Stated exercise -> In the following material, identify every line holding the string "huyền" and return it.

-- begin Raw records --

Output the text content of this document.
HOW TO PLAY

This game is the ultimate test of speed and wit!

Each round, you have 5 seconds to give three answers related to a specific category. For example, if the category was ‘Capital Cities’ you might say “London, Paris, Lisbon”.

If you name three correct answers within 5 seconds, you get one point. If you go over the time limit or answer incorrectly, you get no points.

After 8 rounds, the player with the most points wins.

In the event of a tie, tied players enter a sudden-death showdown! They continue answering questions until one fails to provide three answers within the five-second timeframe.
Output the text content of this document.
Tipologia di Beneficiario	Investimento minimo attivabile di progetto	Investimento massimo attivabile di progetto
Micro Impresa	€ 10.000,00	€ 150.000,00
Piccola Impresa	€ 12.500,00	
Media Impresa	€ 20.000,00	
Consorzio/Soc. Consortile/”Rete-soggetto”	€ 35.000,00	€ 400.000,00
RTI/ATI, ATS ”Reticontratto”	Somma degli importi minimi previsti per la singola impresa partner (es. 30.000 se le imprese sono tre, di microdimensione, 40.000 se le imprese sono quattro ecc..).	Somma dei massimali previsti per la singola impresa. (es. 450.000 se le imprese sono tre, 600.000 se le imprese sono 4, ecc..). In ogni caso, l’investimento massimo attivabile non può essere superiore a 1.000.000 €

-- end Raw records --
-- begin Raw records --

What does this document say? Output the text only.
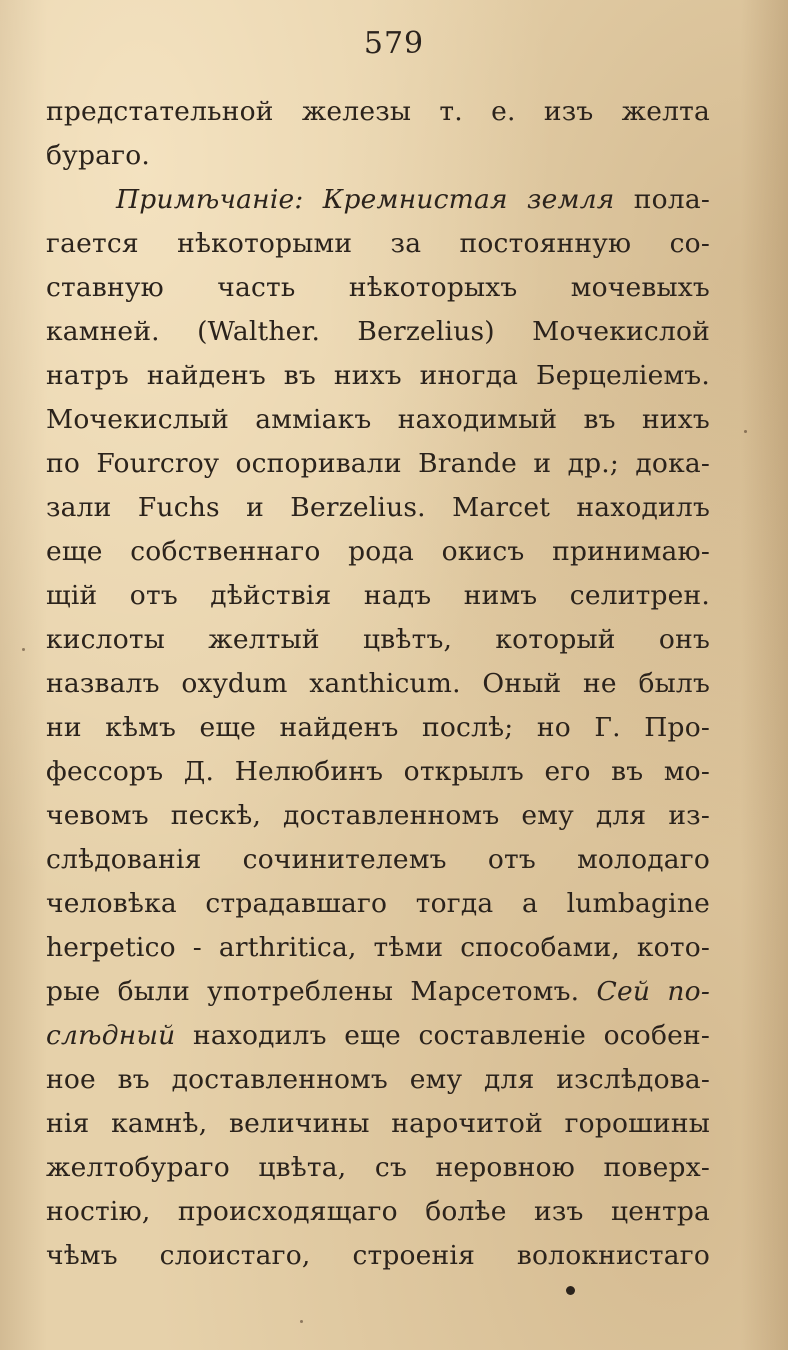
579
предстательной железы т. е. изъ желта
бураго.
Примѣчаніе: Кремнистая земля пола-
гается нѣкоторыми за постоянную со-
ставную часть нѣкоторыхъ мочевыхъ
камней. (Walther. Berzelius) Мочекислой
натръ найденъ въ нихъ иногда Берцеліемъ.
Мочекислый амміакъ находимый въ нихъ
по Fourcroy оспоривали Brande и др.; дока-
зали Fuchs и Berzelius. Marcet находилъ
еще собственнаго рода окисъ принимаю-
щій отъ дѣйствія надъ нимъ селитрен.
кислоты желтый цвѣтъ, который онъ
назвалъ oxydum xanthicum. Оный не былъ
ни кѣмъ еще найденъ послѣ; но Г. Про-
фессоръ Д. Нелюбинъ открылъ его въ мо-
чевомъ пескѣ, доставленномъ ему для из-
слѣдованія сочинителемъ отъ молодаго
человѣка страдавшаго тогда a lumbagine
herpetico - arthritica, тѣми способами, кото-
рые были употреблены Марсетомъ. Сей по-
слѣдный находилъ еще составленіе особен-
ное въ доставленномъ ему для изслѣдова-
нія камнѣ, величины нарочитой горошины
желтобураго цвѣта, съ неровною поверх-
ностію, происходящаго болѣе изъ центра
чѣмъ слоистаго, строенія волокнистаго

-- end Raw records --
-- begin Raw records --

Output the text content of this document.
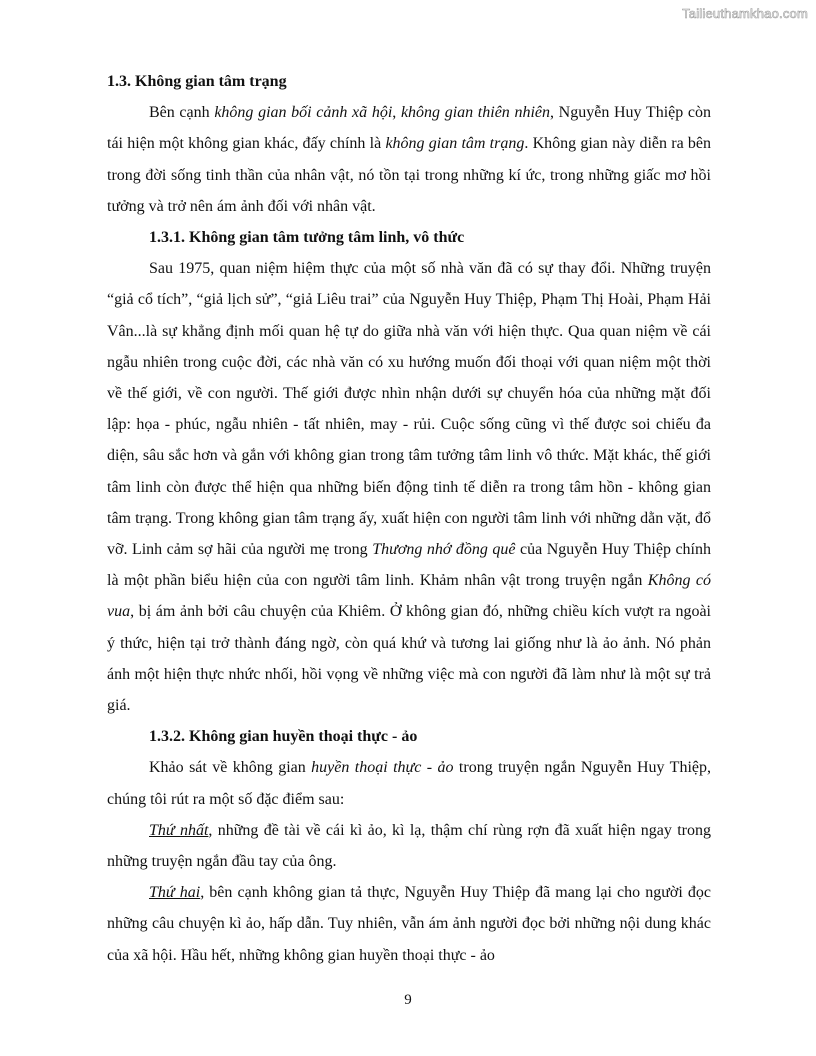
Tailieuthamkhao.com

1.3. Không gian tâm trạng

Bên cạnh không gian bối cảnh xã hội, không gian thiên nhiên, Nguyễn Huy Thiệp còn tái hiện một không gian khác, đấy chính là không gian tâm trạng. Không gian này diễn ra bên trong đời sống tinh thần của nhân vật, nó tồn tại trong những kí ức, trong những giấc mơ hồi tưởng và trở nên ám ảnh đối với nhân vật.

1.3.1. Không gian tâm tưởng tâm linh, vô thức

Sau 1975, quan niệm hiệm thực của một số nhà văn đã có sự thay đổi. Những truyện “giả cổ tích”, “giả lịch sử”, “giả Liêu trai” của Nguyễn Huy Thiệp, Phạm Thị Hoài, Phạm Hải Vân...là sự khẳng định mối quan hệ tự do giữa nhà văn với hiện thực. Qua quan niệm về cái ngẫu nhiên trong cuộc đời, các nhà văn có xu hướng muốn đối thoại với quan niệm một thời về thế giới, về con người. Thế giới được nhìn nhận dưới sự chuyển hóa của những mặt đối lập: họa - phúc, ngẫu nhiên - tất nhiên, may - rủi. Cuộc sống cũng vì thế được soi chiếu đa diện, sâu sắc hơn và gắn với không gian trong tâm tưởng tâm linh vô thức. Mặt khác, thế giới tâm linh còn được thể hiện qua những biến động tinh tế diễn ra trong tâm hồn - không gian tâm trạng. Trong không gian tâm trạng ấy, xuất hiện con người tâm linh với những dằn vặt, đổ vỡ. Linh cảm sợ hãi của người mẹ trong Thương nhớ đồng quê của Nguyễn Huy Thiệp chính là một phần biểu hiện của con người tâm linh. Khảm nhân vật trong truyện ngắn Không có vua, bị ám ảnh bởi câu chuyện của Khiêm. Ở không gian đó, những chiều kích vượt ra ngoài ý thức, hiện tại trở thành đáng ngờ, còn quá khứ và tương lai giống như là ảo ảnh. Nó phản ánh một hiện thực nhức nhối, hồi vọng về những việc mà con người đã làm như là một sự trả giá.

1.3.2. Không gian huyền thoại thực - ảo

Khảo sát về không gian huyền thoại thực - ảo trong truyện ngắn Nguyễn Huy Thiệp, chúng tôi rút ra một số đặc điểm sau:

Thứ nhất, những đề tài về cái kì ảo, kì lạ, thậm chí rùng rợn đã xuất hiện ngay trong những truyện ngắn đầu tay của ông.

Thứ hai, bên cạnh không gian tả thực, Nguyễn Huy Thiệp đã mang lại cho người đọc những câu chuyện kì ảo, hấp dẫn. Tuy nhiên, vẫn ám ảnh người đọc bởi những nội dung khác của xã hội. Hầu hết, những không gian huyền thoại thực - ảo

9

-- end Raw records --

Right answer ->
1.3.2. Không gian huyền thoại thực - ảo
Khảo sát về không gian huyền thoại thực - ảo trong truyện ngắn Nguyễn Huy Thiệp, chúng tôi rút ra một số đặc điểm sau:
Thứ hai, bên cạnh không gian tả thực, Nguyễn Huy Thiệp đã mang lại cho người đọc những câu chuyện kì ảo, hấp dẫn. Tuy nhiên, vẫn ám ảnh người đọc bởi những nội dung khác của xã hội. Hầu hết, những không gian huyền thoại thực - ảo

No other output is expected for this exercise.